[Stored rows start]

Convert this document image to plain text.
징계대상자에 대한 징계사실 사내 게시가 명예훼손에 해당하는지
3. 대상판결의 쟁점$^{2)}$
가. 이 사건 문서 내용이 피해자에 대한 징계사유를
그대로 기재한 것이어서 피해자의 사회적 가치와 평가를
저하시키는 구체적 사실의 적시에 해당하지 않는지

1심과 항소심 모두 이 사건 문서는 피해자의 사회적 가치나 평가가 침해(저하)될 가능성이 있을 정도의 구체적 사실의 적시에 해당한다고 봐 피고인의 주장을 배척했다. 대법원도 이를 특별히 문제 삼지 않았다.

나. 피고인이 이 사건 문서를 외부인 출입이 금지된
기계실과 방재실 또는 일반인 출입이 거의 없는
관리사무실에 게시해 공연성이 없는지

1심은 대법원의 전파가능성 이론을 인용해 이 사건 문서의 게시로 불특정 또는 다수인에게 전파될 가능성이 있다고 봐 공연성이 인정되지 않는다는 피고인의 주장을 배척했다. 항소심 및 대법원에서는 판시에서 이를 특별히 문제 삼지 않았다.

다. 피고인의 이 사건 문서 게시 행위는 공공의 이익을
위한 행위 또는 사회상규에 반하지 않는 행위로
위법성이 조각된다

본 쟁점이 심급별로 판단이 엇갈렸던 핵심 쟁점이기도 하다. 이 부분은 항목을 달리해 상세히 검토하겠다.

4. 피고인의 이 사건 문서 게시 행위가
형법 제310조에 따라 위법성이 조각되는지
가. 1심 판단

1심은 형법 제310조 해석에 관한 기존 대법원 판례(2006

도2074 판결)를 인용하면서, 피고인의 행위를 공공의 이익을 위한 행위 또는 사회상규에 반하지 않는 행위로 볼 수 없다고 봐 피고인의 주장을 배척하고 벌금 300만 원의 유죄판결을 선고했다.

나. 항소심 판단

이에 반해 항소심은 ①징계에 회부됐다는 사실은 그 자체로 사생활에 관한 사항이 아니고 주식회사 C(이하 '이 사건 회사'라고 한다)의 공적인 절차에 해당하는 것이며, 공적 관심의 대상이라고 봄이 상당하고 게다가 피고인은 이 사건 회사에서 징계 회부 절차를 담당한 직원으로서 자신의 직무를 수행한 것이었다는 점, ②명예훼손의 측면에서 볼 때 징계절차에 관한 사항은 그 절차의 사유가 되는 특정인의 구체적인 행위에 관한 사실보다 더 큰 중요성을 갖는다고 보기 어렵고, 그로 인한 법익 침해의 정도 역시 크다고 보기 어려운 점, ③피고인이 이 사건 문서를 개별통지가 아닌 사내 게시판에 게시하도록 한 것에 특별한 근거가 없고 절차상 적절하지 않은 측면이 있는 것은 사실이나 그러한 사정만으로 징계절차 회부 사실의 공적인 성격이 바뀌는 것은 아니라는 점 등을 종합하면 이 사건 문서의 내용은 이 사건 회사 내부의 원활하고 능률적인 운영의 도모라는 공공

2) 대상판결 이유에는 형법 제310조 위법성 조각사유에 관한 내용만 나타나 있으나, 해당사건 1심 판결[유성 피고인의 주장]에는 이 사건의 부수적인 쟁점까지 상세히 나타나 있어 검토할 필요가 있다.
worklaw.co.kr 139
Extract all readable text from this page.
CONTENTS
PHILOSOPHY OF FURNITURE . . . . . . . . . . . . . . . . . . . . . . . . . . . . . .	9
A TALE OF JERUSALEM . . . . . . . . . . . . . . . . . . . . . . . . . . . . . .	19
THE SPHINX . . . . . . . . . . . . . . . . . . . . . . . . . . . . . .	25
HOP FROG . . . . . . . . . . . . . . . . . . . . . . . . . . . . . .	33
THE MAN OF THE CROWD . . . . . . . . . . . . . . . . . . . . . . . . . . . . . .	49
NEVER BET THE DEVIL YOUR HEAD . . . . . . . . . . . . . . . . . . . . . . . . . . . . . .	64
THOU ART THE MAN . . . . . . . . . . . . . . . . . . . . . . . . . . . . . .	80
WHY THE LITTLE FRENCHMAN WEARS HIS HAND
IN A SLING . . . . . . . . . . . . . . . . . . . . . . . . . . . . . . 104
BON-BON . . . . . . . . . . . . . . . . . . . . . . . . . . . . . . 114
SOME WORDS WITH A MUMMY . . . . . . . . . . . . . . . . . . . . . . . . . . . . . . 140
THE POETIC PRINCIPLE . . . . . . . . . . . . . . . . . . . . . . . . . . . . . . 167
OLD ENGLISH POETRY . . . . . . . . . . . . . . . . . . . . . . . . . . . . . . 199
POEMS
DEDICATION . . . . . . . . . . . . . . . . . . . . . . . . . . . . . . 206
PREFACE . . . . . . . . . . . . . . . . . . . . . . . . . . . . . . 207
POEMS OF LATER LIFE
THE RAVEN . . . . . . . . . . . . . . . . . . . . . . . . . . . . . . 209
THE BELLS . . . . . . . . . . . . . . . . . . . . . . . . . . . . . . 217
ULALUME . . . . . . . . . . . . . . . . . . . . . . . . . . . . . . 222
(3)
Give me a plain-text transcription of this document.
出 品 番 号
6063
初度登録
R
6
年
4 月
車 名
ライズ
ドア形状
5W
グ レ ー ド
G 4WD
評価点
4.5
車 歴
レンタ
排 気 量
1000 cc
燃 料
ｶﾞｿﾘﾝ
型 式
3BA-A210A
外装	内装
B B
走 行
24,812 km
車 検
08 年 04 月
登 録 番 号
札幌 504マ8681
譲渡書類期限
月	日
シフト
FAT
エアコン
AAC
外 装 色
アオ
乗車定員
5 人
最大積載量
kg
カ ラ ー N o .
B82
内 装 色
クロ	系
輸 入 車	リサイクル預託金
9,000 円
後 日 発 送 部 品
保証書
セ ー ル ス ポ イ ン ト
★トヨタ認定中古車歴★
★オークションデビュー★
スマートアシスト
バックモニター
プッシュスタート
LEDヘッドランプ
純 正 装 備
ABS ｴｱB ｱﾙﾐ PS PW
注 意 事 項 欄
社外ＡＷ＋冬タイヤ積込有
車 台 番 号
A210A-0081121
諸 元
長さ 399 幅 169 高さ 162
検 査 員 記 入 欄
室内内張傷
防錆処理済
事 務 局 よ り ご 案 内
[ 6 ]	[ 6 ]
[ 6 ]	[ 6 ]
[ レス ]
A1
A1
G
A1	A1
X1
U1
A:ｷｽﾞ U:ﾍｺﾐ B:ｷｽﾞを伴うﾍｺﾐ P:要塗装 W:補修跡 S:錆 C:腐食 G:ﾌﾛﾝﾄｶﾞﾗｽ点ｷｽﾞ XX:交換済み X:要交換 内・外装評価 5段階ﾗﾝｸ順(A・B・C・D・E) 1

[Stored rows end]

◆ **What you have to do**:
Go through the material above line by line and copy it exactly.

◆ **Answer to the exercise**:
Convert this document image to plain text.
징계대상자에 대한 징계사실 사내 게시가 명예훼손에 해당하는지
3. 대상판결의 쟁점$^{2)}$
가. 이 사건 문서 내용이 피해자에 대한 징계사유를
그대로 기재한 것이어서 피해자의 사회적 가치와 평가를
저하시키는 구체적 사실의 적시에 해당하지 않는지

1심과 항소심 모두 이 사건 문서는 피해자의 사회적 가치나 평가가 침해(저하)될 가능성이 있을 정도의 구체적 사실의 적시에 해당한다고 봐 피고인의 주장을 배척했다. 대법원도 이를 특별히 문제 삼지 않았다.

나. 피고인이 이 사건 문서를 외부인 출입이 금지된
기계실과 방재실 또는 일반인 출입이 거의 없는
관리사무실에 게시해 공연성이 없는지

1심은 대법원의 전파가능성 이론을 인용해 이 사건 문서의 게시로 불특정 또는 다수인에게 전파될 가능성이 있다고 봐 공연성이 인정되지 않는다는 피고인의 주장을 배척했다. 항소심 및 대법원에서는 판시에서 이를 특별히 문제 삼지 않았다.

다. 피고인의 이 사건 문서 게시 행위는 공공의 이익을
위한 행위 또는 사회상규에 반하지 않는 행위로
위법성이 조각된다

본 쟁점이 심급별로 판단이 엇갈렸던 핵심 쟁점이기도 하다. 이 부분은 항목을 달리해 상세히 검토하겠다.

4. 피고인의 이 사건 문서 게시 행위가
형법 제310조에 따라 위법성이 조각되는지
가. 1심 판단

1심은 형법 제310조 해석에 관한 기존 대법원 판례(2006

도2074 판결)를 인용하면서, 피고인의 행위를 공공의 이익을 위한 행위 또는 사회상규에 반하지 않는 행위로 볼 수 없다고 봐 피고인의 주장을 배척하고 벌금 300만 원의 유죄판결을 선고했다.

나. 항소심 판단

이에 반해 항소심은 ①징계에 회부됐다는 사실은 그 자체로 사생활에 관한 사항이 아니고 주식회사 C(이하 '이 사건 회사'라고 한다)의 공적인 절차에 해당하는 것이며, 공적 관심의 대상이라고 봄이 상당하고 게다가 피고인은 이 사건 회사에서 징계 회부 절차를 담당한 직원으로서 자신의 직무를 수행한 것이었다는 점, ②명예훼손의 측면에서 볼 때 징계절차에 관한 사항은 그 절차의 사유가 되는 특정인의 구체적인 행위에 관한 사실보다 더 큰 중요성을 갖는다고 보기 어렵고, 그로 인한 법익 침해의 정도 역시 크다고 보기 어려운 점, ③피고인이 이 사건 문서를 개별통지가 아닌 사내 게시판에 게시하도록 한 것에 특별한 근거가 없고 절차상 적절하지 않은 측면이 있는 것은 사실이나 그러한 사정만으로 징계절차 회부 사실의 공적인 성격이 바뀌는 것은 아니라는 점 등을 종합하면 이 사건 문서의 내용은 이 사건 회사 내부의 원활하고 능률적인 운영의 도모라는 공공

2) 대상판결 이유에는 형법 제310조 위법성 조각사유에 관한 내용만 나타나 있으나, 해당사건 1심 판결[유성 피고인의 주장]에는 이 사건의 부수적인 쟁점까지 상세히 나타나 있어 검토할 필요가 있다.
worklaw.co.kr 139
Extract all readable text from this page.
CONTENTS
PHILOSOPHY OF FURNITURE . . . . . . . . . . . . . . . . . . . . . . . . . . . . . .	9
A TALE OF JERUSALEM . . . . . . . . . . . . . . . . . . . . . . . . . . . . . .	19
THE SPHINX . . . . . . . . . . . . . . . . . . . . . . . . . . . . . .	25
HOP FROG . . . . . . . . . . . . . . . . . . . . . . . . . . . . . .	33
THE MAN OF THE CROWD . . . . . . . . . . . . . . . . . . . . . . . . . . . . . .	49
NEVER BET THE DEVIL YOUR HEAD . . . . . . . . . . . . . . . . . . . . . . . . . . . . . .	64
THOU ART THE MAN . . . . . . . . . . . . . . . . . . . . . . . . . . . . . .	80
WHY THE LITTLE FRENCHMAN WEARS HIS HAND
IN A SLING . . . . . . . . . . . . . . . . . . . . . . . . . . . . . . 104
BON-BON . . . . . . . . . . . . . . . . . . . . . . . . . . . . . . 114
SOME WORDS WITH A MUMMY . . . . . . . . . . . . . . . . . . . . . . . . . . . . . . 140
THE POETIC PRINCIPLE . . . . . . . . . . . . . . . . . . . . . . . . . . . . . . 167
OLD ENGLISH POETRY . . . . . . . . . . . . . . . . . . . . . . . . . . . . . . 199
POEMS
DEDICATION . . . . . . . . . . . . . . . . . . . . . . . . . . . . . . 206
PREFACE . . . . . . . . . . . . . . . . . . . . . . . . . . . . . . 207
POEMS OF LATER LIFE
THE RAVEN . . . . . . . . . . . . . . . . . . . . . . . . . . . . . . 209
THE BELLS . . . . . . . . . . . . . . . . . . . . . . . . . . . . . . 217
ULALUME . . . . . . . . . . . . . . . . . . . . . . . . . . . . . . 222
(3)
Give me a plain-text transcription of this document.
出 品 番 号
6063
初度登録
R
6
年
4 月
車 名
ライズ
ドア形状
5W
グ レ ー ド
G 4WD
評価点
4.5
車 歴
レンタ
排 気 量
1000 cc
燃 料
ｶﾞｿﾘﾝ
型 式
3BA-A210A
外装	内装
B B
走 行
24,812 km
車 検
08 年 04 月
登 録 番 号
札幌 504マ8681
譲渡書類期限
月	日
シフト
FAT
エアコン
AAC
外 装 色
アオ
乗車定員
5 人
最大積載量
kg
カ ラ ー N o .
B82
内 装 色
クロ	系
輸 入 車	リサイクル預託金
9,000 円
後 日 発 送 部 品
保証書
セ ー ル ス ポ イ ン ト
★トヨタ認定中古車歴★
★オークションデビュー★
スマートアシスト
バックモニター
プッシュスタート
LEDヘッドランプ
純 正 装 備
ABS ｴｱB ｱﾙﾐ PS PW
注 意 事 項 欄
社外ＡＷ＋冬タイヤ積込有
車 台 番 号
A210A-0081121
諸 元
長さ 399 幅 169 高さ 162
検 査 員 記 入 欄
室内内張傷
防錆処理済
事 務 局 よ り ご 案 内
[ 6 ]	[ 6 ]
[ 6 ]	[ 6 ]
[ レス ]
A1
A1
G
A1	A1
X1
U1
A:ｷｽﾞ U:ﾍｺﾐ B:ｷｽﾞを伴うﾍｺﾐ P:要塗装 W:補修跡 S:錆 C:腐食 G:ﾌﾛﾝﾄｶﾞﾗｽ点ｷｽﾞ XX:交換済み X:要交換 内・外装評価 5段階ﾗﾝｸ順(A・B・C・D・E) 1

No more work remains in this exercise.